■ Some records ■
####

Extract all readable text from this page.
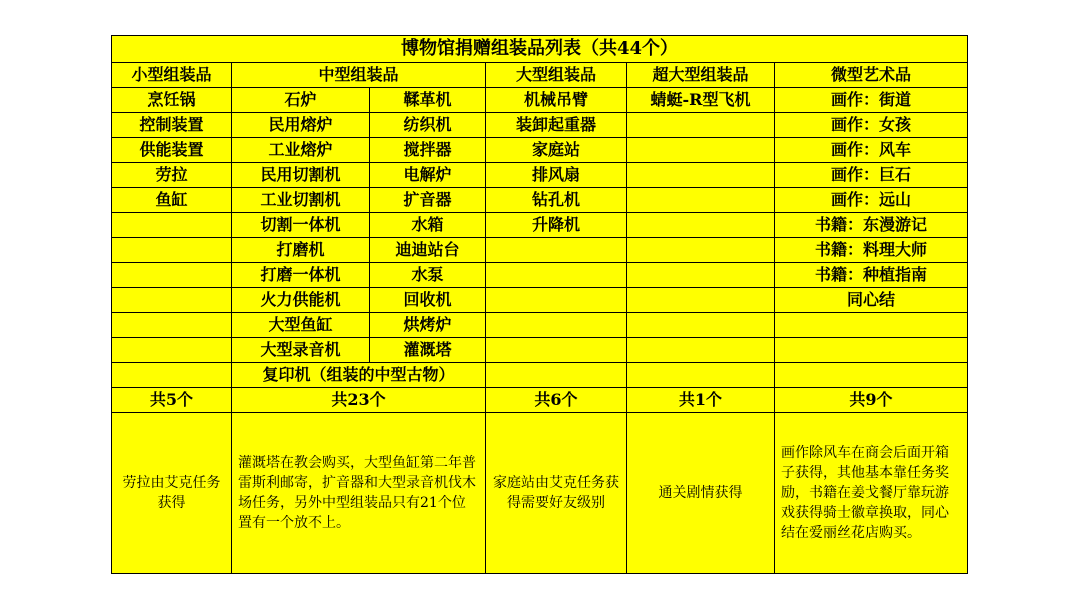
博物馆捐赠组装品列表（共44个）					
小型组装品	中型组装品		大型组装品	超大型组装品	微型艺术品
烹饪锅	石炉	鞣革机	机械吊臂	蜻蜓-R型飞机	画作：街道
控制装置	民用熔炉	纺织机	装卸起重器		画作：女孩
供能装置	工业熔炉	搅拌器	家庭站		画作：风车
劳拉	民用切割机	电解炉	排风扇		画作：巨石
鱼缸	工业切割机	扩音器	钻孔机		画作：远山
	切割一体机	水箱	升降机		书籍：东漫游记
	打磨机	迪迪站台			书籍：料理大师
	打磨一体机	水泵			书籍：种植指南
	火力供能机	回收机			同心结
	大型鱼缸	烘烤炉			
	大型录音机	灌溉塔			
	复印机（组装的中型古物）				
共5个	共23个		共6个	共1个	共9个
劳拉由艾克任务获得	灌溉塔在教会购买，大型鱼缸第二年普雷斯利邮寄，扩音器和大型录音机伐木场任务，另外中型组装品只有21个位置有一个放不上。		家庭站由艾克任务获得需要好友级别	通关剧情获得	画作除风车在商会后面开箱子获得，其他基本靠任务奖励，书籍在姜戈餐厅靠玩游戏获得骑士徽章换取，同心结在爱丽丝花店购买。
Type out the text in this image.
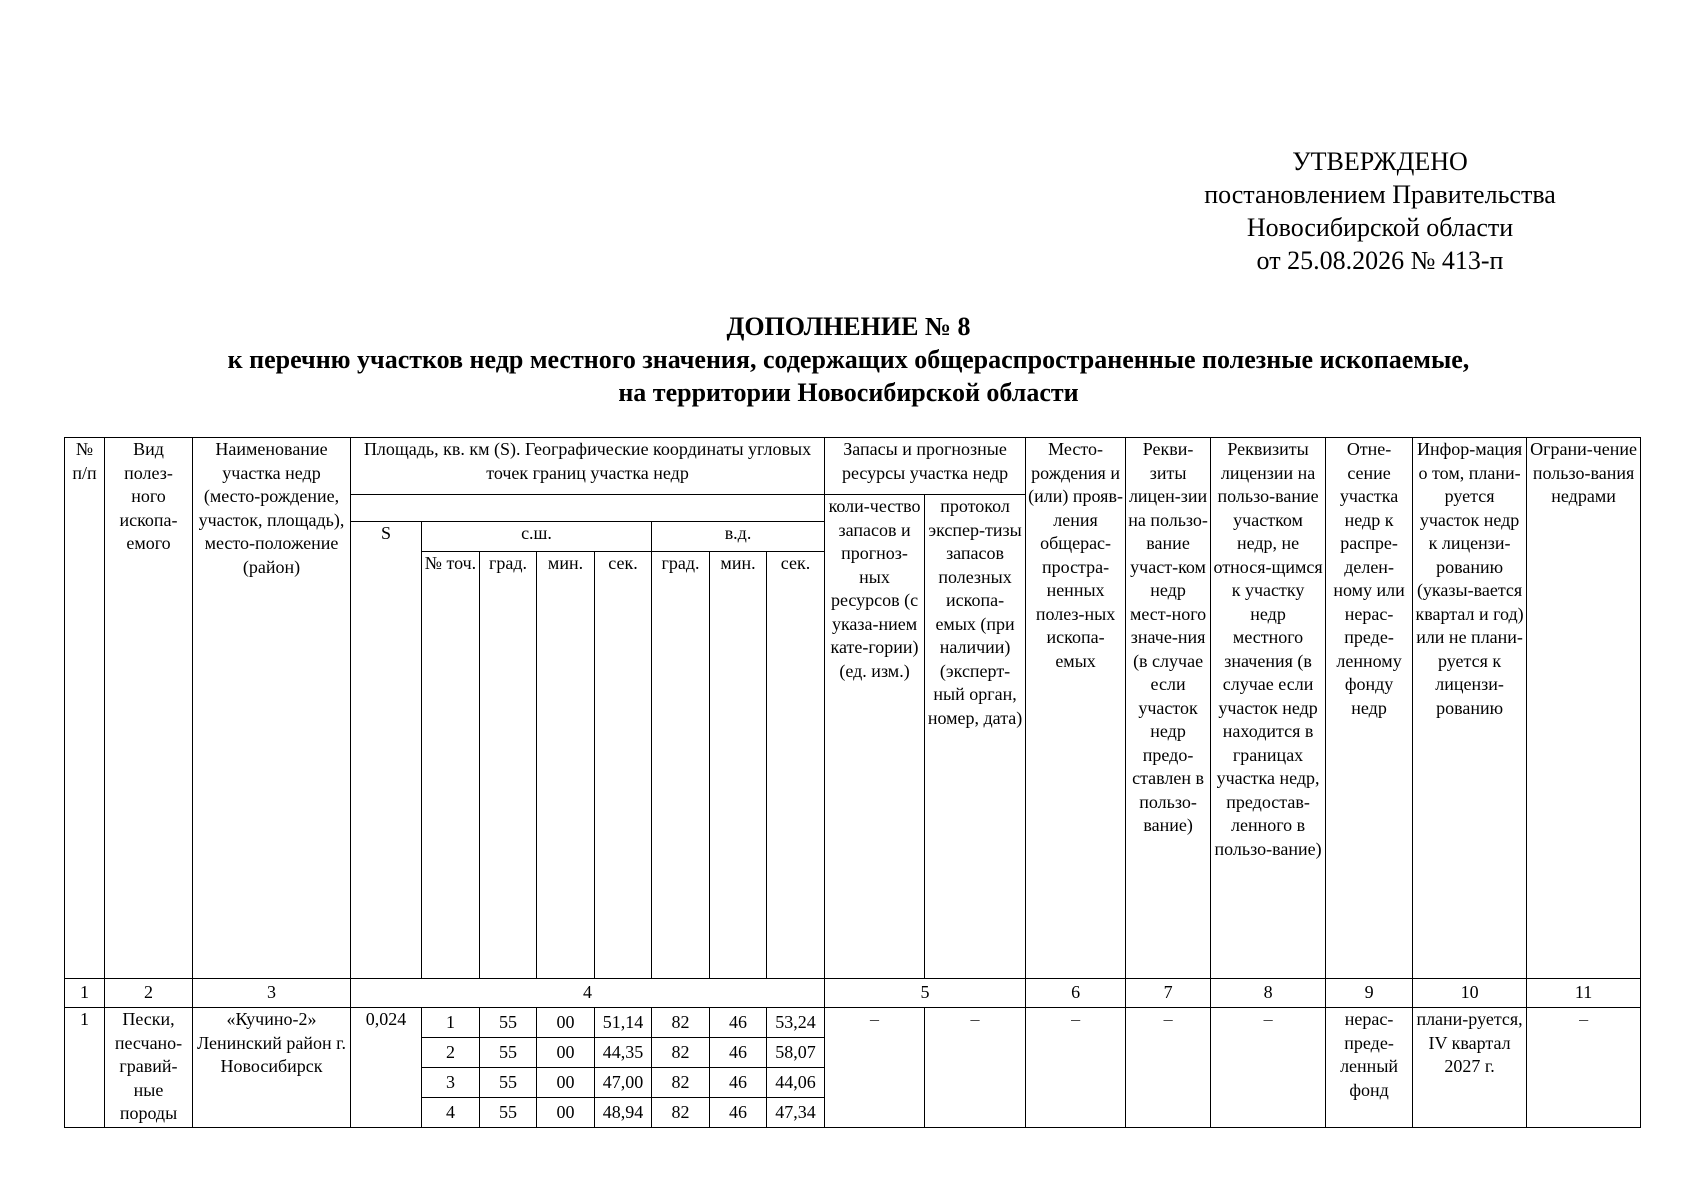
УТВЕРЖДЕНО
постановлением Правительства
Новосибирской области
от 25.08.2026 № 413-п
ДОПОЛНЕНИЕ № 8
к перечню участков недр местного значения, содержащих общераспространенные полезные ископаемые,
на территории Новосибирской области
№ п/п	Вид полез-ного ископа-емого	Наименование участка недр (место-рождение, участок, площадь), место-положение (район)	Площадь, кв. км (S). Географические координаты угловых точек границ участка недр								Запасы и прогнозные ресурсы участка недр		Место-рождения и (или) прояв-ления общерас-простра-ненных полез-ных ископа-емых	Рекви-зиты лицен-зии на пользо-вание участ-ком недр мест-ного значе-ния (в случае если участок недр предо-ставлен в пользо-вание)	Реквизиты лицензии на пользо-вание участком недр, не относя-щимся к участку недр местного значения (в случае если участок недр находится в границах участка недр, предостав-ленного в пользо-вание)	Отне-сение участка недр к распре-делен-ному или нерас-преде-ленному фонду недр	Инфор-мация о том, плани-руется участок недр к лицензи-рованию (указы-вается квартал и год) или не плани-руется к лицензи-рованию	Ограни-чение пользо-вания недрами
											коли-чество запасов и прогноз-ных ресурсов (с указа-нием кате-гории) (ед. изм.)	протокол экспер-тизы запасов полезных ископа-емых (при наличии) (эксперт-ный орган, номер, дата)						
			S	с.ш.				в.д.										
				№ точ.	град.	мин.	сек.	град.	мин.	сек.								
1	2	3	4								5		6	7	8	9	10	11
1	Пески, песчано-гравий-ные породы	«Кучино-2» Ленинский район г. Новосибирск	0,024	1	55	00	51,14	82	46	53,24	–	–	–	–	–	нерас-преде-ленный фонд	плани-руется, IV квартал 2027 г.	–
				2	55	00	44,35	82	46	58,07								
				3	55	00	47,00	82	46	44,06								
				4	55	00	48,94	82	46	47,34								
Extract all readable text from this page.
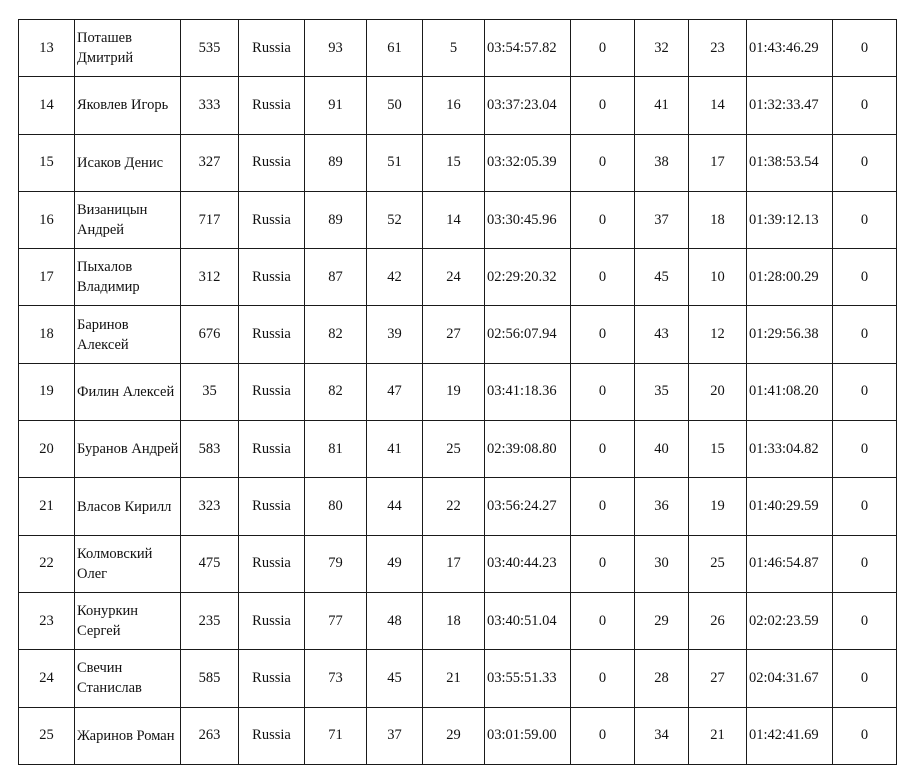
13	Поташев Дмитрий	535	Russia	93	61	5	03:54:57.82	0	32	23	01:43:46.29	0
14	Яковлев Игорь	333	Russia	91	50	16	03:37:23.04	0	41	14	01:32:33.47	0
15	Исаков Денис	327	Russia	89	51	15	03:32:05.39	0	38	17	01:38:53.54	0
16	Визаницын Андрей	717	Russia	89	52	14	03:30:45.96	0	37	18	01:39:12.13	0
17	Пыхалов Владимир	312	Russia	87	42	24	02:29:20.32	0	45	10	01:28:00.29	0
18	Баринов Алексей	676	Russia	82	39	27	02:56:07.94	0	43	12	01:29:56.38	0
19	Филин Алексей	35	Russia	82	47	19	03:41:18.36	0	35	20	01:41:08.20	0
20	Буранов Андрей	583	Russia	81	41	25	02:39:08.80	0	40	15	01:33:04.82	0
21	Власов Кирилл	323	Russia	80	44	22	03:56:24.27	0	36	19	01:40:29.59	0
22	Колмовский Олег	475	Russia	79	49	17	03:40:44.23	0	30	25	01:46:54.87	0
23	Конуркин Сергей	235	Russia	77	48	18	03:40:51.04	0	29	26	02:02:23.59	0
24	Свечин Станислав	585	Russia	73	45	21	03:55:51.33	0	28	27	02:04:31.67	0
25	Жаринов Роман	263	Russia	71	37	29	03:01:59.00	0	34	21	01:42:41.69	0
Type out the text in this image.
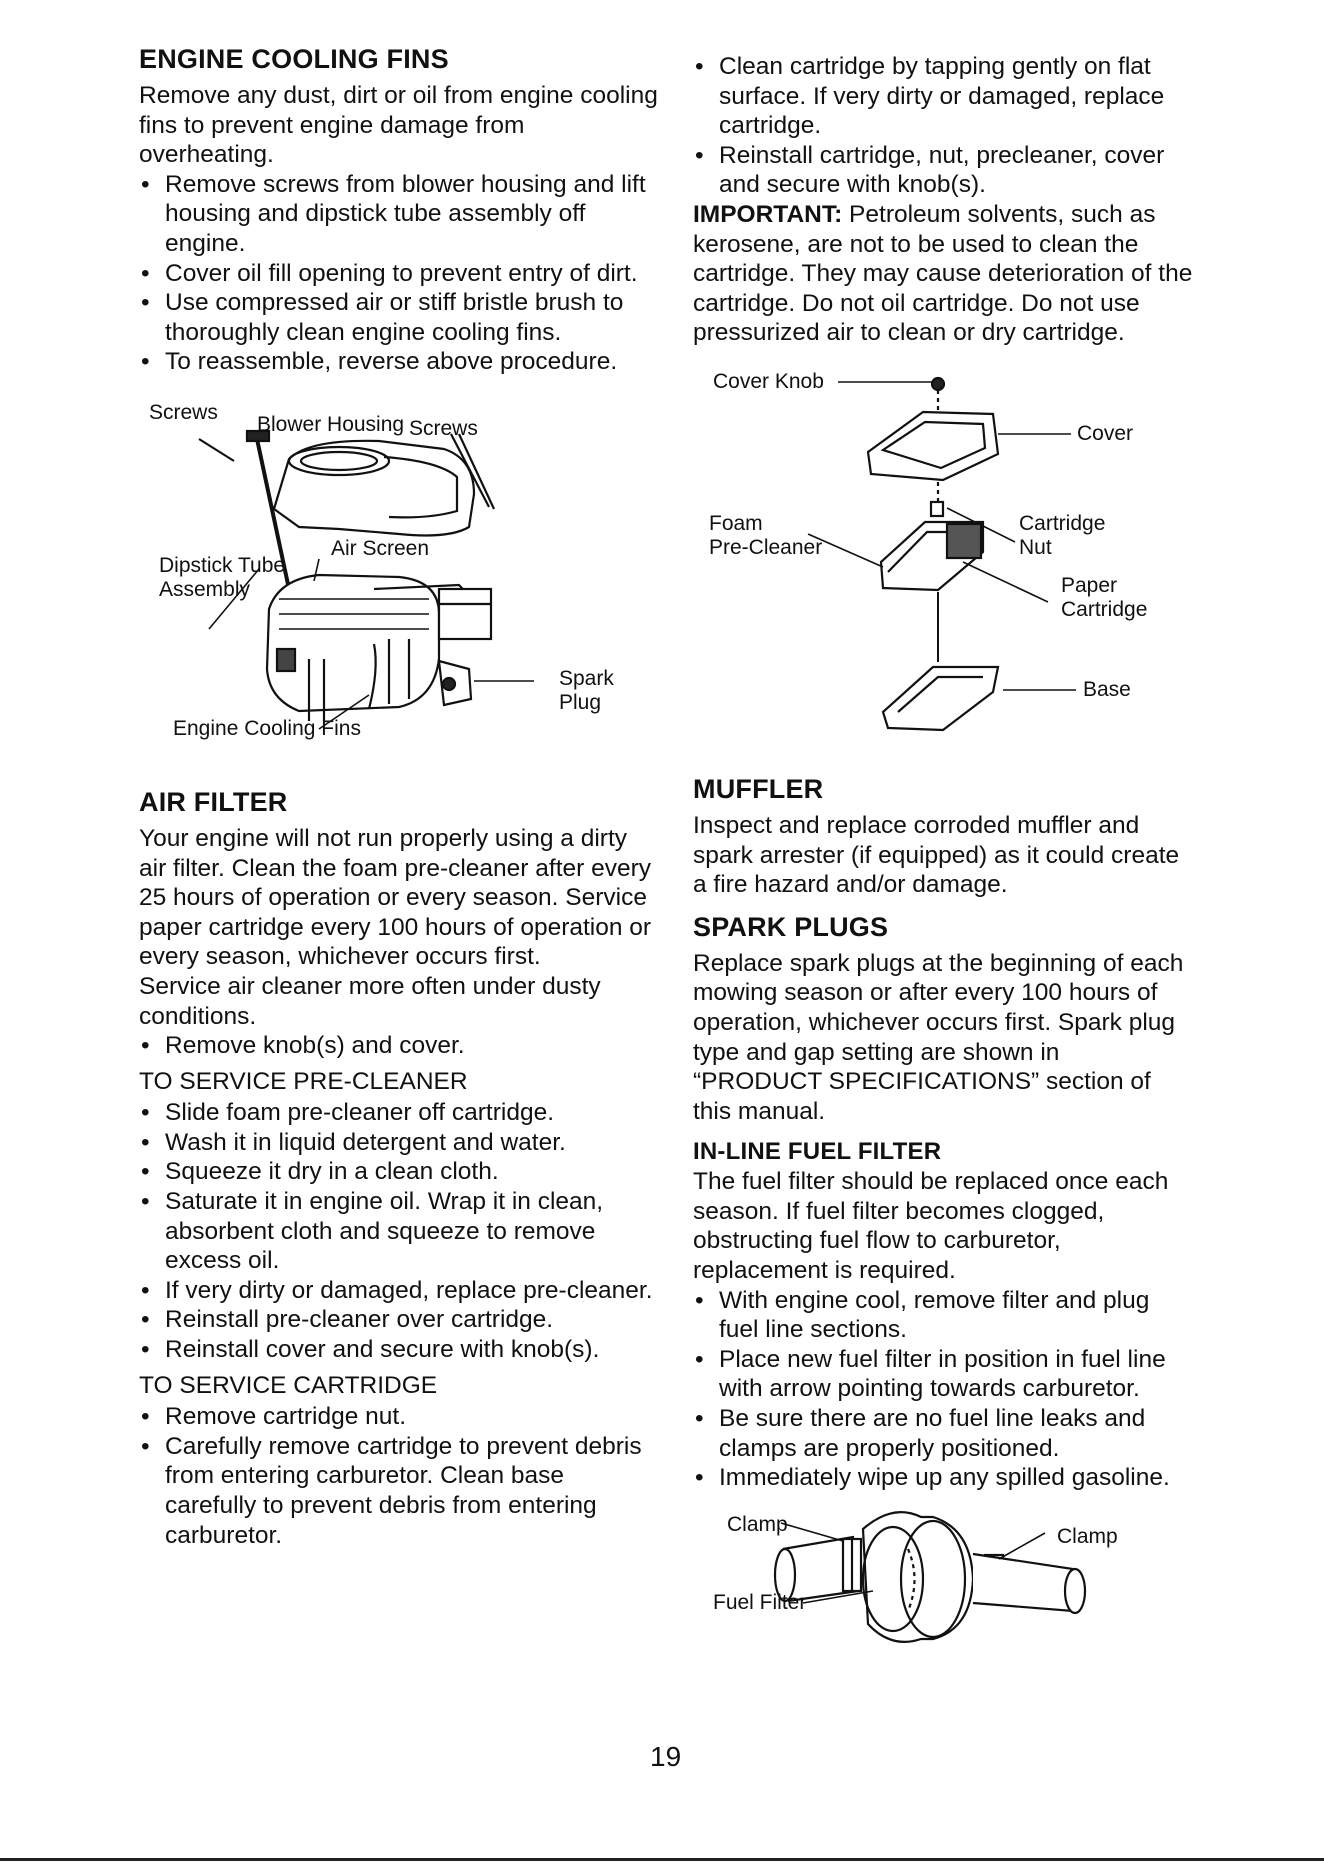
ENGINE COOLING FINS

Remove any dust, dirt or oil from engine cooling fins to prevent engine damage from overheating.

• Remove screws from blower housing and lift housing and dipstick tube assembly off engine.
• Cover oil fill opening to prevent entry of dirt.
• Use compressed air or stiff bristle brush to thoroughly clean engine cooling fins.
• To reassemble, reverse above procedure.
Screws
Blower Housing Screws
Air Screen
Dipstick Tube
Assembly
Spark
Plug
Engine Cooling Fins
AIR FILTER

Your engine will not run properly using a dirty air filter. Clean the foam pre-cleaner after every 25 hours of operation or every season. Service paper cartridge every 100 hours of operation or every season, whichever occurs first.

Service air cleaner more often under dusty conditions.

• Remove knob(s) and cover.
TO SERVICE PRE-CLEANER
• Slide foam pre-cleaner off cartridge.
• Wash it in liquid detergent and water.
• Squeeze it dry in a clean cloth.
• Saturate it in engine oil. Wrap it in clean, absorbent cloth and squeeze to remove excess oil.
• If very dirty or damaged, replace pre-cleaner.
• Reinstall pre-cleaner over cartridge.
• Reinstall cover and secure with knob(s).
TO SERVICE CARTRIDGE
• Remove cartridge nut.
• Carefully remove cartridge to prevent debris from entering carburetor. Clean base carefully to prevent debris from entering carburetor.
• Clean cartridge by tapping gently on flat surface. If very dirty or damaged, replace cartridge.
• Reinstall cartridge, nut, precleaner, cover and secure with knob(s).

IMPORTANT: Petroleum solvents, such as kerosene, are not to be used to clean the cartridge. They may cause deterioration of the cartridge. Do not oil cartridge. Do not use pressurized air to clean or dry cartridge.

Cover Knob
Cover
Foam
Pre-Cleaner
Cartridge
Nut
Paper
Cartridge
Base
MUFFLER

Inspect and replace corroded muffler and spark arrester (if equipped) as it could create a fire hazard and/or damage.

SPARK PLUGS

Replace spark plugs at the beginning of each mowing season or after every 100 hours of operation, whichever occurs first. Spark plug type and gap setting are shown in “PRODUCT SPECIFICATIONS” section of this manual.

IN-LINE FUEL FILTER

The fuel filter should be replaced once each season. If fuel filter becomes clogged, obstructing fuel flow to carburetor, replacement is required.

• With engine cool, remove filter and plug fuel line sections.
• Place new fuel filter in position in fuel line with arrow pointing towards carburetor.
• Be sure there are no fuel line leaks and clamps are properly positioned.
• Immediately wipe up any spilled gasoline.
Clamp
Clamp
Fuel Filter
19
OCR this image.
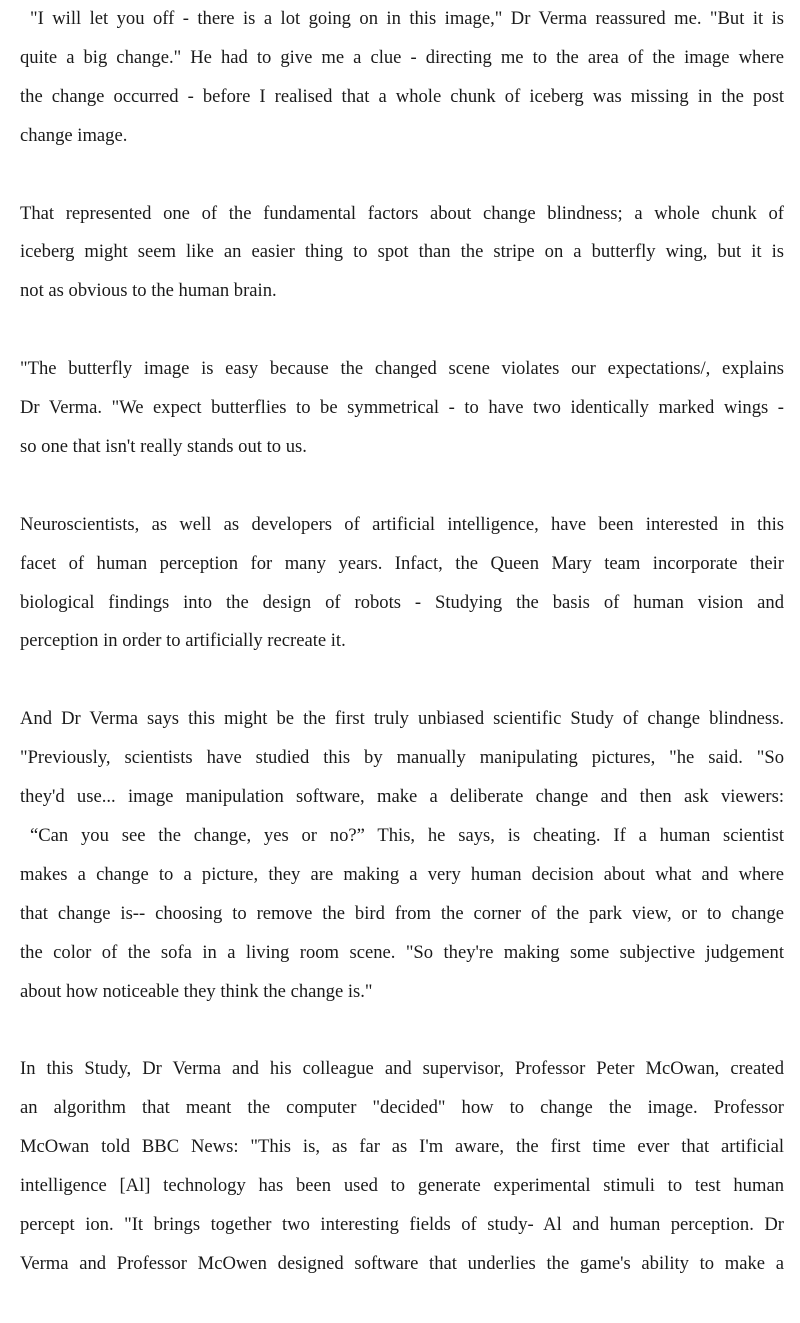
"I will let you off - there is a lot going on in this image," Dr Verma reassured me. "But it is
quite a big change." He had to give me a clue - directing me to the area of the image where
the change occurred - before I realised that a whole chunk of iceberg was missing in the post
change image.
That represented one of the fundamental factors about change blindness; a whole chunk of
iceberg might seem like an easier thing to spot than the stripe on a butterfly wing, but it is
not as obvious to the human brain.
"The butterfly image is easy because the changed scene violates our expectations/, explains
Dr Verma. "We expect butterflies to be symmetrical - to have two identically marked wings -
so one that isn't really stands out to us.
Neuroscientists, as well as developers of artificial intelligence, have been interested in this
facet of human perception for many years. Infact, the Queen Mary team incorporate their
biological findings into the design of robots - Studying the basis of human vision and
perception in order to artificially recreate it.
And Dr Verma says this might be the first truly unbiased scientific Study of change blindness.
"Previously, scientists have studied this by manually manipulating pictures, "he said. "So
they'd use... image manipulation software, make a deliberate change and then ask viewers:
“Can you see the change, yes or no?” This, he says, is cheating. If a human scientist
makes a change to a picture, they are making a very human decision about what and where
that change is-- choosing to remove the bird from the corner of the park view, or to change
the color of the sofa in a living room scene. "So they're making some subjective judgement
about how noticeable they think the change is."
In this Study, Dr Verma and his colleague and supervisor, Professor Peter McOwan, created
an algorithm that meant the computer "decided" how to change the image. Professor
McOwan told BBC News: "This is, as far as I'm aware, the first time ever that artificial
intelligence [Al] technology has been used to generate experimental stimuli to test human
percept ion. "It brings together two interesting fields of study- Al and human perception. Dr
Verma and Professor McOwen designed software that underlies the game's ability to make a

####

■ TASK STATEMENT ■
Check every line of the data above for the string "there", and copy those that have it.

■ EXERCISE RESPONSE ■
• Be sure there are no fuel line leaks and clamps are properly positioned.
"I will let you off - there is a lot going on in this image," Dr Verma reassured me. "But it is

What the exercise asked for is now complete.